====== TESTO SELEZIONATO

Si chiamava Carolina Picchio, aveva 14 anni e risiedeva a Novara, ma il suo nome già non lo si ricorda più: è stata vittima di atti di (cyber)bullismo e non ha resistito alla vergogna di vedere un suo filmato in rete, lì alla mercé di tutti, scegliendo il suicidio. Un’altra ragazza aveva 12 anni, si sentiva sola e una sera, dopo aver scritto una lettera, si è lanciata nel vuoto, da una finestra, perché a scuola la incitavano a uccidersi: non tollerava più quelle persecuzioni, meglio farla finita, e ha trovato il coraggio per compiere una azione drastica. Non si tratta di casi isolati: tentano un ultimo gesto una vittima di (cyber)bullismo su dieci, secondo una ricerca di Skuola.net e AdoleScienza.it che ha coinvolto 7 mila studenti di 11 scuole superiori di tutta Italia. Dati confermati anche dal rapporto Censis del 2016: a essere vittima di atti di prevaricazione da parte di coetanei o di compagni un poco più grandi, sono quasi il 53% degli studenti dagli 11 ai 17 anni, con una percentuale che sale a più del 55% tra le ragazze e oltre il 53% dei ragazzi delle scuole medie. Il bullismo è sempre esistito, ma sta oggi assumendo un volto nuovo, forse ancora più drammatico e “incancellabile”, a causa dell’avvento della tecnologia digitale.
«Il (cyber)bullismo – spiega Simona Caravita, professore associato di Psicologia dello Sviluppo dell’Università Cattolica di Milano e membro del CRIdee (Centro di Ricerca sulle Dinamiche Evolutive ed Educative), presso il Dipartimento di psicologia – è un fenomeno complesso che fa riferimento sia a una condotta aggressiva della singola persona, che a un comportamento di più individui, il gruppo dei coetanei. Dove ragazzi più deboli per forza fisica, carattere e temperamento sono vittime delle prevaricazioni perpetrate da un bullo, ossia un giovane che mette in atto azioni prepotenti verso un compagno o coetaneo anche per avere una visibilità all’interno del gruppo stesso». Atto prevaricatore, che segna la psiche della vittima, il bullismo si differenzia da altre forme di aggressione per alcune caratteristiche peculiari: l’intenzionalità, ovvero l’attacco volutamente diretto alla vittima; la continuità e ripetitività di azioni nei confronti del più debole – sebbene con il (cyber)bullismo, attuato cioè via internet, basti un solo atto per rendere permanente e visibile la prevaricazione – e uno squilibrio di potere tra la vittima, isolata dal gruppo, e il prepotente che invece acquista consensi e apprezzamento da parte dei compagni.
«Anche nelle più moderne forme di bullismo – aggiunge la psicologa – si possono riconoscere le stesse dinamiche motivazionali, ovvero il desiderio di affermazione all’interno del gruppo, soprattutto in età pre-adolescenziale e nell’adolescenza in cui la stima dei coetanei ha un ruolo preponderante, mentre sono cambiate le modalità con cui il (cyber)bullismo si manifesta. Il bullismo femminile, ad esempio, è passato da una prevalenza di azioni indirette, attraverso la diffusione di voci calunniose o l’isolamento della persona stessa, a forme di prevaricazione sempre più fisica».

============

_LE TUE ISTRUZIONI_: Riprendi il testo sul cyberbullismo e continua a scriverlo partendo dopo la sua ultima frase.

====== RECORD ESTRATTI

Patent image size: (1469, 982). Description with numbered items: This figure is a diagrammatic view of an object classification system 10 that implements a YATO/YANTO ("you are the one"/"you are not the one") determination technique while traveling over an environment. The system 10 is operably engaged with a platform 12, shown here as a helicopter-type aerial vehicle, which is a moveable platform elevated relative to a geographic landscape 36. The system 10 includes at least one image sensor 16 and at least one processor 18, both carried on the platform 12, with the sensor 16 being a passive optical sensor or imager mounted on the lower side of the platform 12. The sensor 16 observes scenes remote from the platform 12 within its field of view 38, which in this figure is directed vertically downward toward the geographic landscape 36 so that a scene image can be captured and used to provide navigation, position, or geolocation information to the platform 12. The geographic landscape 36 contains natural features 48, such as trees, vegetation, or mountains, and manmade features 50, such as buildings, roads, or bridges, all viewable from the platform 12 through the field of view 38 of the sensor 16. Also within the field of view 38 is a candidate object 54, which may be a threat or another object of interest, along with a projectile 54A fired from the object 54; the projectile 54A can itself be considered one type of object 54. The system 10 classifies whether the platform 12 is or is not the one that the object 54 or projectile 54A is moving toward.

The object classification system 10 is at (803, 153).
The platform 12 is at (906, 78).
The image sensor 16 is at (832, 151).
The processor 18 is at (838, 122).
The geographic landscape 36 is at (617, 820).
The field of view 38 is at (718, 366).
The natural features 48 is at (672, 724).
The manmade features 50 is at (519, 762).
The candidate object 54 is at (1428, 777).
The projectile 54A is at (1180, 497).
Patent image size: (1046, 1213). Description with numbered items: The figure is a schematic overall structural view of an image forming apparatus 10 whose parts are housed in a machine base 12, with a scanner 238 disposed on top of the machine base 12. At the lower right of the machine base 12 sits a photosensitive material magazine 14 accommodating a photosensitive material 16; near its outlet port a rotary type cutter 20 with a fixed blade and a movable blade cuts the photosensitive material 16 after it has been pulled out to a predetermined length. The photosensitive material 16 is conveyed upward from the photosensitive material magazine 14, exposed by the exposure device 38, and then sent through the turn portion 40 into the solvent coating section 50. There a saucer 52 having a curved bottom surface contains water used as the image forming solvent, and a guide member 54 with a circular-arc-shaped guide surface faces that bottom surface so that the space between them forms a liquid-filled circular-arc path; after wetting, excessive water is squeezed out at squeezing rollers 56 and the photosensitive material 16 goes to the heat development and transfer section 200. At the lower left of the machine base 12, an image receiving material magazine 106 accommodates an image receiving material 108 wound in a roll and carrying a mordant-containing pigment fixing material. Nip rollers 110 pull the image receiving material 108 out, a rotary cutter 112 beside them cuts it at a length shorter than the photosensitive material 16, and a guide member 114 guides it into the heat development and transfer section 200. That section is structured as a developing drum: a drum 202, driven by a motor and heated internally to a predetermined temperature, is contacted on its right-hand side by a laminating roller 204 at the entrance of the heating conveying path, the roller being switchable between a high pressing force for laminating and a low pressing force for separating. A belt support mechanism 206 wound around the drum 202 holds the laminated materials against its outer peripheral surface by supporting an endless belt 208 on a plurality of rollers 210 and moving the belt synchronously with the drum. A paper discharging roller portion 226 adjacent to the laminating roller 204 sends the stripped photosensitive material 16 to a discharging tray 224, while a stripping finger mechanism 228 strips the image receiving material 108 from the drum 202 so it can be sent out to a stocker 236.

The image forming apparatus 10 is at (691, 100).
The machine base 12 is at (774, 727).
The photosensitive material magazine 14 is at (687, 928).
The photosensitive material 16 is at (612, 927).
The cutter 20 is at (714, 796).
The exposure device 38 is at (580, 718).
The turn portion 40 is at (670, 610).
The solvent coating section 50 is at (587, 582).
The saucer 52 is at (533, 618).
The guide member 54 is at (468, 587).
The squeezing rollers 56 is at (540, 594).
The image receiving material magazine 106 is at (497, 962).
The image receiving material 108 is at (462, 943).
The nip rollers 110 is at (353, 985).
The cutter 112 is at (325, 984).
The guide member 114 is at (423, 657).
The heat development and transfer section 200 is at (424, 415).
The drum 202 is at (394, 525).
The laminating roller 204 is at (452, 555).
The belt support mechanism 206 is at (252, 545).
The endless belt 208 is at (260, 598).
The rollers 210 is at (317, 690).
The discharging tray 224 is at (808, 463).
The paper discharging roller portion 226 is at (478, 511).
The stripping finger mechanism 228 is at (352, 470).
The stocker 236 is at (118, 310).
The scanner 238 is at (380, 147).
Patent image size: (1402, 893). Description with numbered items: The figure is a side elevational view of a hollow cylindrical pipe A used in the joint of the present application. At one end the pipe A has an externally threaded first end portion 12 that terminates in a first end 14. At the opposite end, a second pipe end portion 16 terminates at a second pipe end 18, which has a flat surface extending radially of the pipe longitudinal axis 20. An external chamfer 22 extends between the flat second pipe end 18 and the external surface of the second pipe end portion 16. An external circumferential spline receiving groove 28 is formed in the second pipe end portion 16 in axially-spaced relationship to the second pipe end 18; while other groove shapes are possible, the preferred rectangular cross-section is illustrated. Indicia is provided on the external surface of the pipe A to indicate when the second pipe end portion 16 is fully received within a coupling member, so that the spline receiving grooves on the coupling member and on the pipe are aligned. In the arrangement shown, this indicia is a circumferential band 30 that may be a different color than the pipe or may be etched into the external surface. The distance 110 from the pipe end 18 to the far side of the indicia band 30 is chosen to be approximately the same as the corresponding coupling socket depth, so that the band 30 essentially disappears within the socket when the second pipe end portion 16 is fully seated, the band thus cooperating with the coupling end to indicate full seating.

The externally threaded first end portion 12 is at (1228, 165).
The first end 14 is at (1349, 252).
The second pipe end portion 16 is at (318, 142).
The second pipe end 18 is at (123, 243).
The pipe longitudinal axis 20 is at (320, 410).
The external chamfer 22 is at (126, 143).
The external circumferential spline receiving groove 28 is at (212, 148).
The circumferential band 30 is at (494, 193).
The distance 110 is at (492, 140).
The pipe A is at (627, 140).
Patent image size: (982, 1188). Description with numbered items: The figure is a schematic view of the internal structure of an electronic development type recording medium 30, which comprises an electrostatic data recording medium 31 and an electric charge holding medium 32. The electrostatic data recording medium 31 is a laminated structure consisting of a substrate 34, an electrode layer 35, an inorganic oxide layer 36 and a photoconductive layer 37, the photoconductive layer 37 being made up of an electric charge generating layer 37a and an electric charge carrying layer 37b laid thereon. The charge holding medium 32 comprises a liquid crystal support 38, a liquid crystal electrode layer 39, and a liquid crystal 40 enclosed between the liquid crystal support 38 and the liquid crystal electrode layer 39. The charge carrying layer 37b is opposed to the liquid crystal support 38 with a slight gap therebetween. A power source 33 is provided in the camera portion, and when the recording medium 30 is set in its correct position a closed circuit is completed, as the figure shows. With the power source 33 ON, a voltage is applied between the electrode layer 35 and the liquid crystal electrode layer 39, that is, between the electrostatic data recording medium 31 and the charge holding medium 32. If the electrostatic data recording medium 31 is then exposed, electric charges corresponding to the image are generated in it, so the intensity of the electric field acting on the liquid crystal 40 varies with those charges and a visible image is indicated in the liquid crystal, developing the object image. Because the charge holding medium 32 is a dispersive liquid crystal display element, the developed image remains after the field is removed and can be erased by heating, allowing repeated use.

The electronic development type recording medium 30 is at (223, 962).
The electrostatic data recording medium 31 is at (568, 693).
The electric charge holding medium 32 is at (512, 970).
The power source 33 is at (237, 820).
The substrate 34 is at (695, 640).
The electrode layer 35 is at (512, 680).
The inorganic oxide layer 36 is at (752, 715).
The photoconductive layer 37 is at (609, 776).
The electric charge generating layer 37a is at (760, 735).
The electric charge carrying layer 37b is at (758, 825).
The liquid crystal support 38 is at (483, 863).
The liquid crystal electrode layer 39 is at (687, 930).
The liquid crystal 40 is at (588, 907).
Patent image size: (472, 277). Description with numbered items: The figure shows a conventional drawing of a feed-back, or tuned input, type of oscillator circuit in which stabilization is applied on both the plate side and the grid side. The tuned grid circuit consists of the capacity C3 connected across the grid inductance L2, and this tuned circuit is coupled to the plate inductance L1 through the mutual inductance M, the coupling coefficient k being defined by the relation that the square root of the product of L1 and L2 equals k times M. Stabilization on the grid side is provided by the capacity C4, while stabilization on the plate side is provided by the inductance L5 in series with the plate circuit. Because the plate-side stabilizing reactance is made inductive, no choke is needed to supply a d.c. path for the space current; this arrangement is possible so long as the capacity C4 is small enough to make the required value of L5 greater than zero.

============

_RISPOSTA AL COMPITO_:
La maggiore attenzione al bullismo, con l’istituzione anche della legge “Disciplina degli interventi per la prevaricazione e il contrasto del fenomeno bullismo”, approvata nel maggio scorso, ha permesso oggi di conoscere meglio le dimensioni e manifestazioni del (cyber)bullismo, arrivando anche a definire il profilo dei giovani che lo mettono in atto. «Si tratta di ragazzi – dice Caravita – che valutano positivamente l’uso di azioni violente per ottenere i propri scopi e obiettivi, che attuano questi comportamenti perché sono convinti di riuscire bene in queste condotte. Recenti studi scientifici attestano, infatti, che il bullo mette in atto prepotenze, non a causa di un basso livello di autostima, ma piuttosto come una compensazione a carenze affettive pregresse e a stili educativi problematici presenti all’interno del contesto familiare. A tal punto che il (cyber)bullo non ha sviluppato un’adeguata empatia affettiva, riconosce cioè l’emozione dell’altro, ma è incapace di sentire e condividere le emozioni e il dolore della vittima». Un fenomeno che si aggrava nel cyberbullismo dove il filtro creato dalla tecnologia, che nega il contatto diretto e la possibilità di guardare in faccia la propria vittima e di coglierne l’emozione o gli effetti, aumenta la tendenza del bullo ad autogiustificare la propria azione, alleviandone il senso di colpa e di responsabilità. «Il bullo adotta e mette in atto – continua la psicologa – meccanismi di “disimpegno morale”, matura cioè la capacità di ripensare l’atto compiuto e di assolvere la propria coscienza con pensieri e frasi quali “non è un’azione così grave”, “è uno scherzo”, “la vittima in fondo se l’è voluta”, facendo scivolare la colpa sulla vittima stessa, “sono cose che fanno tutti” diffondendo la responsabilità ad altri o ancora “mi è stato detto di farlo”».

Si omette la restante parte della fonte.